**Written instruction 1**
Arrange the entries as a Markdown table with the columns Row and Line, one row per line and blank lines omitted. Include only the part of the entries that opens with the first line and closes with the line containing "pie-main-label-goals: Goals <box>579".
--- Selected excerpt ---
Please keep on wondering then. I think it's pretty clear to most people what inference you were making, and while it's a notable observation, it doesn't really hold up.



colchar said:


> Derrig built Slash a replica Les Paul that said 'Gibson' on the headstock. It was, in every way, a violation of Gibsons patents and copyrights. But because Slash became uber famous and Gibson saw an opportunity to make money off it, they ignored Derrig's infringement and put out their own signature version of his copy


Patents and _*trademarks*_ (not copyrights). Copyright law doesn't apply here. You need to understand what we are talking about first (which begs the question... 😉)



colchar said:


> No, it does not. It merely demonstrates that Gibson was willing to ignore infringement of their copyright by that particular builder.


Again, not really copyright infringement, infringement of registered patents and TM's - different thing.

You have to have some basic level understanding of how IP law works first before jumping to conclusions about Gibson's actions here. What are the circumstances? Was Derrig mass producing these instruments for distribution, or were these one off custom or small run tribute guitars? Gibson has to weigh their options. It's quite possible, and in fact likely, that Derrig did receive a cease and desist letter at one point from Gibson's legal department, but it's also unlikely that Gibson would have moved forward and take him to court over that. It's entirely possible that Derrig complied with any C&D notice Gibson sent (and very likely), in order to avoid any future legal action. The routine act of sending a cease and desist would comply with Gibson's legal obligations to protect their registered TM's and patents by serving formal notice to an offending party.
--- Information provided ---
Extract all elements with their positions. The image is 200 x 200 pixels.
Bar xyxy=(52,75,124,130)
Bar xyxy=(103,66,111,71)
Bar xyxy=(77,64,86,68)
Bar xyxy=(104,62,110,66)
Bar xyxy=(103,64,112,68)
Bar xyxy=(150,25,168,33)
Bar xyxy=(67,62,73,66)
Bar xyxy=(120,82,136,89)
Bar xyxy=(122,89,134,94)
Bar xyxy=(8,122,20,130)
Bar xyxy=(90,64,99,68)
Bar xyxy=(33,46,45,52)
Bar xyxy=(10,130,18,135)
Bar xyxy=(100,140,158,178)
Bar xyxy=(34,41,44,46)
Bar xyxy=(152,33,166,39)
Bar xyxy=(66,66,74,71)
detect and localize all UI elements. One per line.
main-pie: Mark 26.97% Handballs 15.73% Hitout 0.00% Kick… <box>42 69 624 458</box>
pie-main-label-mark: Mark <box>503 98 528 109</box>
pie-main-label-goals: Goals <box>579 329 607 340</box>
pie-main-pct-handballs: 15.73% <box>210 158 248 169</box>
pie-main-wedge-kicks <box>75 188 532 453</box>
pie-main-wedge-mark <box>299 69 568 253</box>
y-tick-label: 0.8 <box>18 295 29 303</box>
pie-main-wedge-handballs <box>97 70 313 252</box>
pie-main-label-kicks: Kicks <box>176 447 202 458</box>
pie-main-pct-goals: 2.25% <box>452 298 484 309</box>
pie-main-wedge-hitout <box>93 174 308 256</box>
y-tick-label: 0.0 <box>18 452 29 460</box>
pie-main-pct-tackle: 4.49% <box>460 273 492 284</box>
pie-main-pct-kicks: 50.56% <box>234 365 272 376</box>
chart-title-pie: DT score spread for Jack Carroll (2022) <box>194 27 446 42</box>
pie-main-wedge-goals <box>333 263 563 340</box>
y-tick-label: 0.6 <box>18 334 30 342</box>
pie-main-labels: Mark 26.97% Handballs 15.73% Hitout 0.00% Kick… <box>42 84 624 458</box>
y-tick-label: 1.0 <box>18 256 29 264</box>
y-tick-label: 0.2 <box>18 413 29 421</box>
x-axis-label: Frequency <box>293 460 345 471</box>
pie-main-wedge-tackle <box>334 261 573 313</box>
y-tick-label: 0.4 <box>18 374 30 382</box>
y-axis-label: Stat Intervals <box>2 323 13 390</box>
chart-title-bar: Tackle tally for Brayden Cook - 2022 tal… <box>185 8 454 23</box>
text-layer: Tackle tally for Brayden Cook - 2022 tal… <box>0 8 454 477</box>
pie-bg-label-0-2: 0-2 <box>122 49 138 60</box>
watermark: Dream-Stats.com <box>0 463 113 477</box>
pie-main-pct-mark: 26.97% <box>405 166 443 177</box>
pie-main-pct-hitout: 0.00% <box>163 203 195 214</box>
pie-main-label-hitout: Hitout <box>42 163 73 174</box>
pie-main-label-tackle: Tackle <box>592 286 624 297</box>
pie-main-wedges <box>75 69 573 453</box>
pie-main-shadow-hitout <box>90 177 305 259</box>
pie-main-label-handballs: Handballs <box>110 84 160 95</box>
---
**Written instruction 2**
Restate the part of the forum excerpt on Gibson and IP law that opens with the words containing "Patents and _*trademarks*_" and closes with "the question... 😉)", putting "raises the question" in place of "begs the question".

**Final answer 1**
| Row | Line |
|---|---|
| 1 | Extract all elements with their positions. The image is 200 x 200 pixels. |
| 2 | Bar xyxy=(52,75,124,130) |
| 3 | Bar xyxy=(103,66,111,71) |
| 4 | Bar xyxy=(77,64,86,68) |
| 5 | Bar xyxy=(104,62,110,66) |
| 6 | Bar xyxy=(103,64,112,68) |
| 7 | Bar xyxy=(150,25,168,33) |
| 8 | Bar xyxy=(67,62,73,66) |
| 9 | Bar xyxy=(120,82,136,89) |
| 10 | Bar xyxy=(122,89,134,94) |
| 11 | Bar xyxy=(8,122,20,130) |
| 12 | Bar xyxy=(90,64,99,68) |
| 13 | Bar xyxy=(33,46,45,52) |
| 14 | Bar xyxy=(10,130,18,135) |
| 15 | Bar xyxy=(100,140,158,178) |
| 16 | Bar xyxy=(34,41,44,46) |
| 17 | Bar xyxy=(152,33,166,39) |
| 18 | Bar xyxy=(66,66,74,71) |
| 19 | detect and localize all UI elements. One per line. |
| 20 | main-pie: Mark 26.97% Handballs 15.73% Hitout 0.00% Kick… <box>42 69 624 458</box> |
| 21 | pie-main-label-mark: Mark <box>503 98 528 109</box> |
| 22 | pie-main-label-goals: Goals <box>579 329 607 340</box> |

**Final answer 2**
Patents and _*trademarks*_ (not copyrights). Copyright law doesn't apply here. You need to understand what we are talking about first (which raises the question... 😉)